**The request:** Copy all the entries below exactly, but not the pictures.

**Input data:**
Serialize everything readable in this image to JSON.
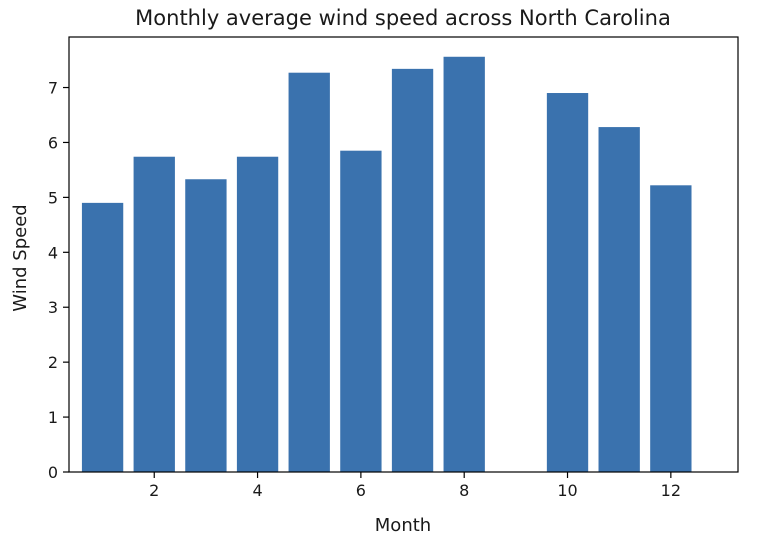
{
  "chart_data": {
    "type": "bar",
    "title": "Monthly average wind speed across North Carolina",
    "xlabel": "Month",
    "ylabel": "Wind Speed",
    "x": [
      1,
      2,
      3,
      4,
      5,
      6,
      7,
      8,
      10,
      11,
      12
    ],
    "values": [
      4.9,
      5.74,
      5.33,
      5.74,
      7.27,
      5.85,
      7.34,
      7.56,
      6.9,
      6.28,
      5.22
    ],
    "xlim": [
      0.35,
      13.3
    ],
    "ylim": [
      0,
      7.92
    ],
    "xticks": [
      2,
      4,
      6,
      8,
      10,
      12
    ],
    "yticks": [
      0,
      1,
      2,
      3,
      4,
      5,
      6,
      7
    ],
    "bar_width": 0.8,
    "bar_color": "#3a72ae",
    "grid": false
  }
}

**Written solution:**
Serialize everything readable in this image to JSON.
{
  "chart_data": {
    "type": "bar",
    "title": "Monthly average wind speed across North Carolina",
    "xlabel": "Month",
    "ylabel": "Wind Speed",
    "x": [
      1,
      2,
      3,
      4,
      5,
      6,
      7,
      8,
      10,
      11,
      12
    ],
    "values": [
      4.9,
      5.74,
      5.33,
      5.74,
      7.27,
      5.85,
      7.34,
      7.56,
      6.9,
      6.28,
      5.22
    ],
    "xlim": [
      0.35,
      13.3
    ],
    "ylim": [
      0,
      7.92
    ],
    "xticks": [
      2,
      4,
      6,
      8,
      10,
      12
    ],
    "yticks": [
      0,
      1,
      2,
      3,
      4,
      5,
      6,
      7
    ],
    "bar_width": 0.8,
    "bar_color": "#3a72ae",
    "grid": false
  }
}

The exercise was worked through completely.